**Short problem**
In the lines below, find how many contain the word "title" and report that figure alone.

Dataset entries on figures
= = = =
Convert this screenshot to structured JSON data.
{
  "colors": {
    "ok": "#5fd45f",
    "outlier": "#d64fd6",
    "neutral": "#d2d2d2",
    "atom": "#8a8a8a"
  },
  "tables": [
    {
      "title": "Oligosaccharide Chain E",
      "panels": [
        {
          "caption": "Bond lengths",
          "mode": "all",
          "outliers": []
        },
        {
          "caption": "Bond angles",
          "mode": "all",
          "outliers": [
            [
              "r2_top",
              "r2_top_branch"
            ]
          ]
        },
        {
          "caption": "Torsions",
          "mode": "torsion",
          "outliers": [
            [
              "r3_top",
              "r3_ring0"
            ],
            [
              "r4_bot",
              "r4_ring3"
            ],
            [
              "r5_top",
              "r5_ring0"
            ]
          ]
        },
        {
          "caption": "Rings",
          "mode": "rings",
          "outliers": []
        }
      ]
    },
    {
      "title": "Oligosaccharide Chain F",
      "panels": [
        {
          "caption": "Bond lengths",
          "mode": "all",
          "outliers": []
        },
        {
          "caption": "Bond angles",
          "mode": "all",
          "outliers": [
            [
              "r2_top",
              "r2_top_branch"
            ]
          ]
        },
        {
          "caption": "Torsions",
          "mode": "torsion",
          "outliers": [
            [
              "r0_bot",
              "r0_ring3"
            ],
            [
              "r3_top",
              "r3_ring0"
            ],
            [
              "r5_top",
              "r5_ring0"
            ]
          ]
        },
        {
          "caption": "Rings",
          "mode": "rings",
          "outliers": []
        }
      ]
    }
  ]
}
= = = =
**Output for this task**
2